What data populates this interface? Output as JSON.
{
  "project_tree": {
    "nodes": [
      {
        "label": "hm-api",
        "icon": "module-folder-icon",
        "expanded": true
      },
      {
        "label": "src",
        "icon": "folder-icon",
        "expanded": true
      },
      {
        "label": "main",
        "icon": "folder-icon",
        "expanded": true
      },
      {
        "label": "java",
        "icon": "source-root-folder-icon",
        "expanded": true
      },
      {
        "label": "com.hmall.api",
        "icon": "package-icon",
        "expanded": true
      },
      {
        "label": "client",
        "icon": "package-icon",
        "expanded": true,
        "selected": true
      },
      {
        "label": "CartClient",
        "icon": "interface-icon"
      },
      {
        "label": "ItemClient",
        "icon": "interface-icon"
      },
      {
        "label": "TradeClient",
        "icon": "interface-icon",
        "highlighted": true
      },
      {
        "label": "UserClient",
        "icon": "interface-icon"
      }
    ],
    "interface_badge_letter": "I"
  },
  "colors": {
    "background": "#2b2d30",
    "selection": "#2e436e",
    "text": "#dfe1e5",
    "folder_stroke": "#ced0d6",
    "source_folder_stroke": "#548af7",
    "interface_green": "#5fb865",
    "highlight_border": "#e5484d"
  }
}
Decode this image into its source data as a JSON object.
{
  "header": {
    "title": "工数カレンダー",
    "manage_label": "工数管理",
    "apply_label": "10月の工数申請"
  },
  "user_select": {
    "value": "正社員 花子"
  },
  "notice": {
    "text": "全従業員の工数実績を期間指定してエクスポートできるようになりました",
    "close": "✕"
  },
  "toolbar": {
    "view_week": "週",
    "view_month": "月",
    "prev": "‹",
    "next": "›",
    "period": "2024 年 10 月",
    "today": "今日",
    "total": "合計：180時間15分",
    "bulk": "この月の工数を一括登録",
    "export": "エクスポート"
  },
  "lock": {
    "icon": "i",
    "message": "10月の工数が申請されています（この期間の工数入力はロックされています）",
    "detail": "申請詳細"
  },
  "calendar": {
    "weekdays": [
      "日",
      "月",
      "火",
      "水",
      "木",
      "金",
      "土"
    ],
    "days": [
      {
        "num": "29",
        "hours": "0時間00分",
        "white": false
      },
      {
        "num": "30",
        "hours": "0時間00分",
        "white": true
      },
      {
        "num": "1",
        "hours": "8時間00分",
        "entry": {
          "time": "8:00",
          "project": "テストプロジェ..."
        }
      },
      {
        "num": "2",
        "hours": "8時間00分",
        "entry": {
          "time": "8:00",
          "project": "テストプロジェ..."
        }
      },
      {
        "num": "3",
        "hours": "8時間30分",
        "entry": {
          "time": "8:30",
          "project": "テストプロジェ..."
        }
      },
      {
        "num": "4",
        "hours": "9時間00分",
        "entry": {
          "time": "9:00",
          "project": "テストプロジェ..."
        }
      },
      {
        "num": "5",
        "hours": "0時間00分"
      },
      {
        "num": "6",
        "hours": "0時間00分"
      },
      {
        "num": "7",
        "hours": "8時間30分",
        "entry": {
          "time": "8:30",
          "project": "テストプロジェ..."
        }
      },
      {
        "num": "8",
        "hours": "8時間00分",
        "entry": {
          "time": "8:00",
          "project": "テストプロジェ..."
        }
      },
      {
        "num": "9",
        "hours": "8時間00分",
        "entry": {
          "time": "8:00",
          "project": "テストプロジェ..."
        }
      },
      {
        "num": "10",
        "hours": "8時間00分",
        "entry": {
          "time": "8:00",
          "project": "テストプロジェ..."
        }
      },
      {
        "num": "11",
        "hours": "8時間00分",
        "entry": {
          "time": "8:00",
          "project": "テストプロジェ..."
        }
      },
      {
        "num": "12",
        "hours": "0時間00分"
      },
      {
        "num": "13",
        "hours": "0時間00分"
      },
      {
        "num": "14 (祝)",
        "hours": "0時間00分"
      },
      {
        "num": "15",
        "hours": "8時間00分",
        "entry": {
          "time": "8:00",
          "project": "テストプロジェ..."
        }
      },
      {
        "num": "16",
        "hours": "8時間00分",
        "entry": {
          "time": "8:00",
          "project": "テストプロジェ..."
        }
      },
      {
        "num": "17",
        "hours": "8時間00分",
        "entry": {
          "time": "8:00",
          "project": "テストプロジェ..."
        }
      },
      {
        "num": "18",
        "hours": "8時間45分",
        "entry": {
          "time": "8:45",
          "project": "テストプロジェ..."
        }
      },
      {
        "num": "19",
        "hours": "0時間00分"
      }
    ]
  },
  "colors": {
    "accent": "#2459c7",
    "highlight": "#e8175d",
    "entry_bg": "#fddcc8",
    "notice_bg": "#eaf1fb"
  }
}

▸ SHORT EXERCISE
Extract each entry in full, exactly as given.

▸ EXPECTED OUTPUT
What data populates this interface? Output as JSON.
{
  "project_tree": {
    "nodes": [
      {
        "label": "hm-api",
        "icon": "module-folder-icon",
        "expanded": true
      },
      {
        "label": "src",
        "icon": "folder-icon",
        "expanded": true
      },
      {
        "label": "main",
        "icon": "folder-icon",
        "expanded": true
      },
      {
        "label": "java",
        "icon": "source-root-folder-icon",
        "expanded": true
      },
      {
        "label": "com.hmall.api",
        "icon": "package-icon",
        "expanded": true
      },
      {
        "label": "client",
        "icon": "package-icon",
        "expanded": true,
        "selected": true
      },
      {
        "label": "CartClient",
        "icon": "interface-icon"
      },
      {
        "label": "ItemClient",
        "icon": "interface-icon"
      },
      {
        "label": "TradeClient",
        "icon": "interface-icon",
        "highlighted": true
      },
      {
        "label": "UserClient",
        "icon": "interface-icon"
      }
    ],
    "interface_badge_letter": "I"
  },
  "colors": {
    "background": "#2b2d30",
    "selection": "#2e436e",
    "text": "#dfe1e5",
    "folder_stroke": "#ced0d6",
    "source_folder_stroke": "#548af7",
    "interface_green": "#5fb865",
    "highlight_border": "#e5484d"
  }
}
Decode this image into its source data as a JSON object.
{
  "header": {
    "title": "工数カレンダー",
    "manage_label": "工数管理",
    "apply_label": "10月の工数申請"
  },
  "user_select": {
    "value": "正社員 花子"
  },
  "notice": {
    "text": "全従業員の工数実績を期間指定してエクスポートできるようになりました",
    "close": "✕"
  },
  "toolbar": {
    "view_week": "週",
    "view_month": "月",
    "prev": "‹",
    "next": "›",
    "period": "2024 年 10 月",
    "today": "今日",
    "total": "合計：180時間15分",
    "bulk": "この月の工数を一括登録",
    "export": "エクスポート"
  },
  "lock": {
    "icon": "i",
    "message": "10月の工数が申請されています（この期間の工数入力はロックされています）",
    "detail": "申請詳細"
  },
  "calendar": {
    "weekdays": [
      "日",
      "月",
      "火",
      "水",
      "木",
      "金",
      "土"
    ],
    "days": [
      {
        "num": "29",
        "hours": "0時間00分",
        "white": false
      },
      {
        "num": "30",
        "hours": "0時間00分",
        "white": true
      },
      {
        "num": "1",
        "hours": "8時間00分",
        "entry": {
          "time": "8:00",
          "project": "テストプロジェ..."
        }
      },
      {
        "num": "2",
        "hours": "8時間00分",
        "entry": {
          "time": "8:00",
          "project": "テストプロジェ..."
        }
      },
      {
        "num": "3",
        "hours": "8時間30分",
        "entry": {
          "time": "8:30",
          "project": "テストプロジェ..."
        }
      },
      {
        "num": "4",
        "hours": "9時間00分",
        "entry": {
          "time": "9:00",
          "project": "テストプロジェ..."
        }
      },
      {
        "num": "5",
        "hours": "0時間00分"
      },
      {
        "num": "6",
        "hours": "0時間00分"
      },
      {
        "num": "7",
        "hours": "8時間30分",
        "entry": {
          "time": "8:30",
          "project": "テストプロジェ..."
        }
      },
      {
        "num": "8",
        "hours": "8時間00分",
        "entry": {
          "time": "8:00",
          "project": "テストプロジェ..."
        }
      },
      {
        "num": "9",
        "hours": "8時間00分",
        "entry": {
          "time": "8:00",
          "project": "テストプロジェ..."
        }
      },
      {
        "num": "10",
        "hours": "8時間00分",
        "entry": {
          "time": "8:00",
          "project": "テストプロジェ..."
        }
      },
      {
        "num": "11",
        "hours": "8時間00分",
        "entry": {
          "time": "8:00",
          "project": "テストプロジェ..."
        }
      },
      {
        "num": "12",
        "hours": "0時間00分"
      },
      {
        "num": "13",
        "hours": "0時間00分"
      },
      {
        "num": "14 (祝)",
        "hours": "0時間00分"
      },
      {
        "num": "15",
        "hours": "8時間00分",
        "entry": {
          "time": "8:00",
          "project": "テストプロジェ..."
        }
      },
      {
        "num": "16",
        "hours": "8時間00分",
        "entry": {
          "time": "8:00",
          "project": "テストプロジェ..."
        }
      },
      {
        "num": "17",
        "hours": "8時間00分",
        "entry": {
          "time": "8:00",
          "project": "テストプロジェ..."
        }
      },
      {
        "num": "18",
        "hours": "8時間45分",
        "entry": {
          "time": "8:45",
          "project": "テストプロジェ..."
        }
      },
      {
        "num": "19",
        "hours": "0時間00分"
      }
    ]
  },
  "colors": {
    "accent": "#2459c7",
    "highlight": "#e8175d",
    "entry_bg": "#fddcc8",
    "notice_bg": "#eaf1fb"
  }
}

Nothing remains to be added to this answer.